| Data records |
☆ ☆ ☆ ☆

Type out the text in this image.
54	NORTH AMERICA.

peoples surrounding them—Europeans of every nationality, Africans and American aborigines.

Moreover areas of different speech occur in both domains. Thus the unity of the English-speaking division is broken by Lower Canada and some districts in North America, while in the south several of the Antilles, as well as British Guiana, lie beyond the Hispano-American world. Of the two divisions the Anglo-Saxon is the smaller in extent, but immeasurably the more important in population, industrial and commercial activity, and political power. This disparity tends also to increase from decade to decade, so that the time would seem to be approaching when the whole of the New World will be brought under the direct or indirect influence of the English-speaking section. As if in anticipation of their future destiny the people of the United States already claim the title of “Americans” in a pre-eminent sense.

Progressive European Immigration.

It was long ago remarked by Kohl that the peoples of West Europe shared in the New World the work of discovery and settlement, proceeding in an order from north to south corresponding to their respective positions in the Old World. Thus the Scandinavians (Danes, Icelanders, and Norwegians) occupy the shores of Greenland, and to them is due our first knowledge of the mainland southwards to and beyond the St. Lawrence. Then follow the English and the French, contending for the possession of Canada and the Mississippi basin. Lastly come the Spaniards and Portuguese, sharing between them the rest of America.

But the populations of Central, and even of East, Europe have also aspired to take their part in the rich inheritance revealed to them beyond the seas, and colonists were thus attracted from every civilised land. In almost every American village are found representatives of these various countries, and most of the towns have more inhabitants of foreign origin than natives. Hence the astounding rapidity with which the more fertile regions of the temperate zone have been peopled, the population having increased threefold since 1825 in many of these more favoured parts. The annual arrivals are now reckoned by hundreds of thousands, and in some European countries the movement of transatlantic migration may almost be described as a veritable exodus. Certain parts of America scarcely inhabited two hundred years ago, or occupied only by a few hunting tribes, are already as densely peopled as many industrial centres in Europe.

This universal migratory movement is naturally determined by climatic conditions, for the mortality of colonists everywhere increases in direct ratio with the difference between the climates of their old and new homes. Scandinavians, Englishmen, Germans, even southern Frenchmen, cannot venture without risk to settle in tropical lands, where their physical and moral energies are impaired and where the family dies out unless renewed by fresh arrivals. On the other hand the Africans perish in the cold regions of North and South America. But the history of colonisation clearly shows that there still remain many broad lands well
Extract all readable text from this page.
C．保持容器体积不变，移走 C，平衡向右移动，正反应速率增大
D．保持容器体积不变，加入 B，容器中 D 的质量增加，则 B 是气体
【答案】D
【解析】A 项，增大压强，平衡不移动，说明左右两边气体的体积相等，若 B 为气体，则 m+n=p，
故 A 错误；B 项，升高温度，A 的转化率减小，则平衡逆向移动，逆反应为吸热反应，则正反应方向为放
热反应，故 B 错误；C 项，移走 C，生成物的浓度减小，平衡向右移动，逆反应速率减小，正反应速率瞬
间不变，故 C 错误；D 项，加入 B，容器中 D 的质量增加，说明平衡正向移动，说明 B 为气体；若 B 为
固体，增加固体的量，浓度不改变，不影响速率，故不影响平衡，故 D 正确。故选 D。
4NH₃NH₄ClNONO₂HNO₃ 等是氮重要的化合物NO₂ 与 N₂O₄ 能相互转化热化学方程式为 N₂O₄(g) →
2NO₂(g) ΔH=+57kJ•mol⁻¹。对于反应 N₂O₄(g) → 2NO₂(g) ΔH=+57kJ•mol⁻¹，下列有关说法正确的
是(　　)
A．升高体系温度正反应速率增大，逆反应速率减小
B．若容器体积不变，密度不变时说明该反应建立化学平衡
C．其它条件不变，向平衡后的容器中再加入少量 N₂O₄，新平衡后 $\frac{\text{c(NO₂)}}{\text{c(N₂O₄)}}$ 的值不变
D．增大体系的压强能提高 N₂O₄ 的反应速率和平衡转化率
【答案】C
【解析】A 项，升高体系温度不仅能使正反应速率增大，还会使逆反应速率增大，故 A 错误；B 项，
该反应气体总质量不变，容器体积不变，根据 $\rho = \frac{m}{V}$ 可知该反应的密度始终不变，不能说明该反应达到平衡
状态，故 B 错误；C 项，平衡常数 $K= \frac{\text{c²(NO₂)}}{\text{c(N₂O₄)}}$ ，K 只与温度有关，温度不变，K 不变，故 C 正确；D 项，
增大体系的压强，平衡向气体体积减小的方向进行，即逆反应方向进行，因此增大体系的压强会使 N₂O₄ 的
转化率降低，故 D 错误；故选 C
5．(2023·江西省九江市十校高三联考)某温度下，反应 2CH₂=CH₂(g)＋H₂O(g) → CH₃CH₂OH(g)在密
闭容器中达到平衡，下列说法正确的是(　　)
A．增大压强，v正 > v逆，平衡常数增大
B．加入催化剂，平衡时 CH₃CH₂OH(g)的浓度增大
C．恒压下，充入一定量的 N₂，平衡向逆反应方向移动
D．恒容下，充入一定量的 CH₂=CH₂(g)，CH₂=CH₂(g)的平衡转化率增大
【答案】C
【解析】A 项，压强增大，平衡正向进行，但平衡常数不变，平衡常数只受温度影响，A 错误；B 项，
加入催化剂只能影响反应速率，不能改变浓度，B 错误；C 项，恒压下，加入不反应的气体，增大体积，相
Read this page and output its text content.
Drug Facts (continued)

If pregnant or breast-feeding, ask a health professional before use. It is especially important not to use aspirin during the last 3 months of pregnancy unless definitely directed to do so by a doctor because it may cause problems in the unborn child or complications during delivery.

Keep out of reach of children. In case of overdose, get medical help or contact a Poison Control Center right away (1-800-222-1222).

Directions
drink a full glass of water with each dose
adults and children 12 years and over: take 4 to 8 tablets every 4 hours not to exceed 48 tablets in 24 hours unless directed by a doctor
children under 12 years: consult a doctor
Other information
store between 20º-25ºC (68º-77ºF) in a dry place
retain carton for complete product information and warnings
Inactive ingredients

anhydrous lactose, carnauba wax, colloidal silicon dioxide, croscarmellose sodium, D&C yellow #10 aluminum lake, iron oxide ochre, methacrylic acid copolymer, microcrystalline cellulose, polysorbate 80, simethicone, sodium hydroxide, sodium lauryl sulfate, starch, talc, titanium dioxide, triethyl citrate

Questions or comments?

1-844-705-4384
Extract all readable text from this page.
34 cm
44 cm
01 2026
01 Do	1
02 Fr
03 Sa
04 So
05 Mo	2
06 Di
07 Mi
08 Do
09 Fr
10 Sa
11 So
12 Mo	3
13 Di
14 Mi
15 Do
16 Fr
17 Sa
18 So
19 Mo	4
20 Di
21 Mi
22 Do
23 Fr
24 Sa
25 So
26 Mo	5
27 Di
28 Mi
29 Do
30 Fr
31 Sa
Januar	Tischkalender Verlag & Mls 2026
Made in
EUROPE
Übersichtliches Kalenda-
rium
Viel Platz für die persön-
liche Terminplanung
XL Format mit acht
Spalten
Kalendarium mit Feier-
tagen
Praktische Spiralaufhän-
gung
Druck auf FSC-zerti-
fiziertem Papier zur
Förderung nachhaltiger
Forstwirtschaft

☆ ☆ ☆ ☆

Using the listing above, please repeat every entry exactly.

Type out the text in this image.
54	NORTH AMERICA.

peoples surrounding them—Europeans of every nationality, Africans and American aborigines.

Moreover areas of different speech occur in both domains. Thus the unity of the English-speaking division is broken by Lower Canada and some districts in North America, while in the south several of the Antilles, as well as British Guiana, lie beyond the Hispano-American world. Of the two divisions the Anglo-Saxon is the smaller in extent, but immeasurably the more important in population, industrial and commercial activity, and political power. This disparity tends also to increase from decade to decade, so that the time would seem to be approaching when the whole of the New World will be brought under the direct or indirect influence of the English-speaking section. As if in anticipation of their future destiny the people of the United States already claim the title of “Americans” in a pre-eminent sense.

Progressive European Immigration.

It was long ago remarked by Kohl that the peoples of West Europe shared in the New World the work of discovery and settlement, proceeding in an order from north to south corresponding to their respective positions in the Old World. Thus the Scandinavians (Danes, Icelanders, and Norwegians) occupy the shores of Greenland, and to them is due our first knowledge of the mainland southwards to and beyond the St. Lawrence. Then follow the English and the French, contending for the possession of Canada and the Mississippi basin. Lastly come the Spaniards and Portuguese, sharing between them the rest of America.

But the populations of Central, and even of East, Europe have also aspired to take their part in the rich inheritance revealed to them beyond the seas, and colonists were thus attracted from every civilised land. In almost every American village are found representatives of these various countries, and most of the towns have more inhabitants of foreign origin than natives. Hence the astounding rapidity with which the more fertile regions of the temperate zone have been peopled, the population having increased threefold since 1825 in many of these more favoured parts. The annual arrivals are now reckoned by hundreds of thousands, and in some European countries the movement of transatlantic migration may almost be described as a veritable exodus. Certain parts of America scarcely inhabited two hundred years ago, or occupied only by a few hunting tribes, are already as densely peopled as many industrial centres in Europe.

This universal migratory movement is naturally determined by climatic conditions, for the mortality of colonists everywhere increases in direct ratio with the difference between the climates of their old and new homes. Scandinavians, Englishmen, Germans, even southern Frenchmen, cannot venture without risk to settle in tropical lands, where their physical and moral energies are impaired and where the family dies out unless renewed by fresh arrivals. On the other hand the Africans perish in the cold regions of North and South America. But the history of colonisation clearly shows that there still remain many broad lands well
Extract all readable text from this page.
C．保持容器体积不变，移走 C，平衡向右移动，正反应速率增大
D．保持容器体积不变，加入 B，容器中 D 的质量增加，则 B 是气体
【答案】D
【解析】A 项，增大压强，平衡不移动，说明左右两边气体的体积相等，若 B 为气体，则 m+n=p，
故 A 错误；B 项，升高温度，A 的转化率减小，则平衡逆向移动，逆反应为吸热反应，则正反应方向为放
热反应，故 B 错误；C 项，移走 C，生成物的浓度减小，平衡向右移动，逆反应速率减小，正反应速率瞬
间不变，故 C 错误；D 项，加入 B，容器中 D 的质量增加，说明平衡正向移动，说明 B 为气体；若 B 为
固体，增加固体的量，浓度不改变，不影响速率，故不影响平衡，故 D 正确。故选 D。
4NH₃NH₄ClNONO₂HNO₃ 等是氮重要的化合物NO₂ 与 N₂O₄ 能相互转化热化学方程式为 N₂O₄(g) →
2NO₂(g) ΔH=+57kJ•mol⁻¹。对于反应 N₂O₄(g) → 2NO₂(g) ΔH=+57kJ•mol⁻¹，下列有关说法正确的
是(　　)
A．升高体系温度正反应速率增大，逆反应速率减小
B．若容器体积不变，密度不变时说明该反应建立化学平衡
C．其它条件不变，向平衡后的容器中再加入少量 N₂O₄，新平衡后 $\frac{\text{c(NO₂)}}{\text{c(N₂O₄)}}$ 的值不变
D．增大体系的压强能提高 N₂O₄ 的反应速率和平衡转化率
【答案】C
【解析】A 项，升高体系温度不仅能使正反应速率增大，还会使逆反应速率增大，故 A 错误；B 项，
该反应气体总质量不变，容器体积不变，根据 $\rho = \frac{m}{V}$ 可知该反应的密度始终不变，不能说明该反应达到平衡
状态，故 B 错误；C 项，平衡常数 $K= \frac{\text{c²(NO₂)}}{\text{c(N₂O₄)}}$ ，K 只与温度有关，温度不变，K 不变，故 C 正确；D 项，
增大体系的压强，平衡向气体体积减小的方向进行，即逆反应方向进行，因此增大体系的压强会使 N₂O₄ 的
转化率降低，故 D 错误；故选 C
5．(2023·江西省九江市十校高三联考)某温度下，反应 2CH₂=CH₂(g)＋H₂O(g) → CH₃CH₂OH(g)在密
闭容器中达到平衡，下列说法正确的是(　　)
A．增大压强，v正 > v逆，平衡常数增大
B．加入催化剂，平衡时 CH₃CH₂OH(g)的浓度增大
C．恒压下，充入一定量的 N₂，平衡向逆反应方向移动
D．恒容下，充入一定量的 CH₂=CH₂(g)，CH₂=CH₂(g)的平衡转化率增大
【答案】C
【解析】A 项，压强增大，平衡正向进行，但平衡常数不变，平衡常数只受温度影响，A 错误；B 项，
加入催化剂只能影响反应速率，不能改变浓度，B 错误；C 项，恒压下，加入不反应的气体，增大体积，相
Read this page and output its text content.
Drug Facts (continued)

If pregnant or breast-feeding, ask a health professional before use. It is especially important not to use aspirin during the last 3 months of pregnancy unless definitely directed to do so by a doctor because it may cause problems in the unborn child or complications during delivery.

Keep out of reach of children. In case of overdose, get medical help or contact a Poison Control Center right away (1-800-222-1222).

Directions
drink a full glass of water with each dose
adults and children 12 years and over: take 4 to 8 tablets every 4 hours not to exceed 48 tablets in 24 hours unless directed by a doctor
children under 12 years: consult a doctor
Other information
store between 20º-25ºC (68º-77ºF) in a dry place
retain carton for complete product information and warnings
Inactive ingredients

anhydrous lactose, carnauba wax, colloidal silicon dioxide, croscarmellose sodium, D&C yellow #10 aluminum lake, iron oxide ochre, methacrylic acid copolymer, microcrystalline cellulose, polysorbate 80, simethicone, sodium hydroxide, sodium lauryl sulfate, starch, talc, titanium dioxide, triethyl citrate

Questions or comments?

1-844-705-4384
Extract all readable text from this page.
34 cm
44 cm
01 2026
01 Do	1
02 Fr
03 Sa
04 So
05 Mo	2
06 Di
07 Mi
08 Do
09 Fr
10 Sa
11 So
12 Mo	3
13 Di
14 Mi
15 Do
16 Fr
17 Sa
18 So
19 Mo	4
20 Di
21 Mi
22 Do
23 Fr
24 Sa
25 So
26 Mo	5
27 Di
28 Mi
29 Do
30 Fr
31 Sa
Januar	Tischkalender Verlag & Mls 2026
Made in
EUROPE
Übersichtliches Kalenda-
rium
Viel Platz für die persön-
liche Terminplanung
XL Format mit acht
Spalten
Kalendarium mit Feier-
tagen
Praktische Spiralaufhän-
gung
Druck auf FSC-zerti-
fiziertem Papier zur
Förderung nachhaltiger
Forstwirtschaft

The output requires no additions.